** BEGIN Record set **
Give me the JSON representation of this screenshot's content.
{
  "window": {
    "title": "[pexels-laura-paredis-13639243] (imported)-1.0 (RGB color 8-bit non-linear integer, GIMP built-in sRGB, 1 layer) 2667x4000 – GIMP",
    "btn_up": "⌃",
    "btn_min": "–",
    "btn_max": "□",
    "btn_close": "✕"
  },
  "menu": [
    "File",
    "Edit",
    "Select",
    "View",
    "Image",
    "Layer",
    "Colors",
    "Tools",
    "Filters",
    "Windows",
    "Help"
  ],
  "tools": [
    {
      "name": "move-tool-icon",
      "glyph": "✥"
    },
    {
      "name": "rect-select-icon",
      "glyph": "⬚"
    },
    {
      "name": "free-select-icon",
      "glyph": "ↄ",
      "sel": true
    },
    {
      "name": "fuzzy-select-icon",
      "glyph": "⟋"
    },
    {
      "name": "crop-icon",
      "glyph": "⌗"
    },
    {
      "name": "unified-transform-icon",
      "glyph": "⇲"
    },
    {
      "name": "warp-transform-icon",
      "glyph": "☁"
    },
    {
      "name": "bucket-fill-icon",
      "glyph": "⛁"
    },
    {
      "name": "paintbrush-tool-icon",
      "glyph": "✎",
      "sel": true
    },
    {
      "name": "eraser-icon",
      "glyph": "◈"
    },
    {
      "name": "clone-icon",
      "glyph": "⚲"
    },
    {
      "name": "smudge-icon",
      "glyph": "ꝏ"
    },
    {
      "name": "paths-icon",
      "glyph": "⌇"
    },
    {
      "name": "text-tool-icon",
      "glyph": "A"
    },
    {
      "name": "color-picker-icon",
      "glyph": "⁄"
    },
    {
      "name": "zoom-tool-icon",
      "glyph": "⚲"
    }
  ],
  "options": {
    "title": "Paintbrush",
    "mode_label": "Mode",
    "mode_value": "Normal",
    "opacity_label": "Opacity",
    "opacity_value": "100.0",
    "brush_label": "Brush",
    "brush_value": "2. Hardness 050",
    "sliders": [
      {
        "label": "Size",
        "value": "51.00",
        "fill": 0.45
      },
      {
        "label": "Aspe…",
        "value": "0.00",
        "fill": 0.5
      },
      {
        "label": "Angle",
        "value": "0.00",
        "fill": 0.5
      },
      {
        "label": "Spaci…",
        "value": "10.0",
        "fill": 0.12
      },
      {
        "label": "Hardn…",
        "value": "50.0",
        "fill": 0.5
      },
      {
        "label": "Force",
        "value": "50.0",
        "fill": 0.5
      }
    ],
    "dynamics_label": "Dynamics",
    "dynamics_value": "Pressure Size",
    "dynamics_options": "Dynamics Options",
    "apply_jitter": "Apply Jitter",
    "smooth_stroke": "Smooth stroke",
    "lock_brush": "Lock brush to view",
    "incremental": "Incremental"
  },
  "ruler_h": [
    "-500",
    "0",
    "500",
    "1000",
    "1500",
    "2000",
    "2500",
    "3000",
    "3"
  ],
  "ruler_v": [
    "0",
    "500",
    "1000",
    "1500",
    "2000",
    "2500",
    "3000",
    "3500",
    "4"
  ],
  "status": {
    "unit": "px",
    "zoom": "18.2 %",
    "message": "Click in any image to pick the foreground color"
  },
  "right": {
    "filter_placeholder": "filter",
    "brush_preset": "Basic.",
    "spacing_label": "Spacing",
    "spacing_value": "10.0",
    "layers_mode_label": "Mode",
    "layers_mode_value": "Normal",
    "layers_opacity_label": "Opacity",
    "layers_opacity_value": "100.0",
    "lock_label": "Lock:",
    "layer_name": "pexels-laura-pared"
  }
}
** END Record set **
Retype all of the data shown above, word for word.

- _Task output_
Give me the JSON representation of this screenshot's content.
{
  "window": {
    "title": "[pexels-laura-paredis-13639243] (imported)-1.0 (RGB color 8-bit non-linear integer, GIMP built-in sRGB, 1 layer) 2667x4000 – GIMP",
    "btn_up": "⌃",
    "btn_min": "–",
    "btn_max": "□",
    "btn_close": "✕"
  },
  "menu": [
    "File",
    "Edit",
    "Select",
    "View",
    "Image",
    "Layer",
    "Colors",
    "Tools",
    "Filters",
    "Windows",
    "Help"
  ],
  "tools": [
    {
      "name": "move-tool-icon",
      "glyph": "✥"
    },
    {
      "name": "rect-select-icon",
      "glyph": "⬚"
    },
    {
      "name": "free-select-icon",
      "glyph": "ↄ",
      "sel": true
    },
    {
      "name": "fuzzy-select-icon",
      "glyph": "⟋"
    },
    {
      "name": "crop-icon",
      "glyph": "⌗"
    },
    {
      "name": "unified-transform-icon",
      "glyph": "⇲"
    },
    {
      "name": "warp-transform-icon",
      "glyph": "☁"
    },
    {
      "name": "bucket-fill-icon",
      "glyph": "⛁"
    },
    {
      "name": "paintbrush-tool-icon",
      "glyph": "✎",
      "sel": true
    },
    {
      "name": "eraser-icon",
      "glyph": "◈"
    },
    {
      "name": "clone-icon",
      "glyph": "⚲"
    },
    {
      "name": "smudge-icon",
      "glyph": "ꝏ"
    },
    {
      "name": "paths-icon",
      "glyph": "⌇"
    },
    {
      "name": "text-tool-icon",
      "glyph": "A"
    },
    {
      "name": "color-picker-icon",
      "glyph": "⁄"
    },
    {
      "name": "zoom-tool-icon",
      "glyph": "⚲"
    }
  ],
  "options": {
    "title": "Paintbrush",
    "mode_label": "Mode",
    "mode_value": "Normal",
    "opacity_label": "Opacity",
    "opacity_value": "100.0",
    "brush_label": "Brush",
    "brush_value": "2. Hardness 050",
    "sliders": [
      {
        "label": "Size",
        "value": "51.00",
        "fill": 0.45
      },
      {
        "label": "Aspe…",
        "value": "0.00",
        "fill": 0.5
      },
      {
        "label": "Angle",
        "value": "0.00",
        "fill": 0.5
      },
      {
        "label": "Spaci…",
        "value": "10.0",
        "fill": 0.12
      },
      {
        "label": "Hardn…",
        "value": "50.0",
        "fill": 0.5
      },
      {
        "label": "Force",
        "value": "50.0",
        "fill": 0.5
      }
    ],
    "dynamics_label": "Dynamics",
    "dynamics_value": "Pressure Size",
    "dynamics_options": "Dynamics Options",
    "apply_jitter": "Apply Jitter",
    "smooth_stroke": "Smooth stroke",
    "lock_brush": "Lock brush to view",
    "incremental": "Incremental"
  },
  "ruler_h": [
    "-500",
    "0",
    "500",
    "1000",
    "1500",
    "2000",
    "2500",
    "3000",
    "3"
  ],
  "ruler_v": [
    "0",
    "500",
    "1000",
    "1500",
    "2000",
    "2500",
    "3000",
    "3500",
    "4"
  ],
  "status": {
    "unit": "px",
    "zoom": "18.2 %",
    "message": "Click in any image to pick the foreground color"
  },
  "right": {
    "filter_placeholder": "filter",
    "brush_preset": "Basic.",
    "spacing_label": "Spacing",
    "spacing_value": "10.0",
    "layers_mode_label": "Mode",
    "layers_mode_value": "Normal",
    "layers_opacity_label": "Opacity",
    "layers_opacity_value": "100.0",
    "lock_label": "Lock:",
    "layer_name": "pexels-laura-pared"
  }
}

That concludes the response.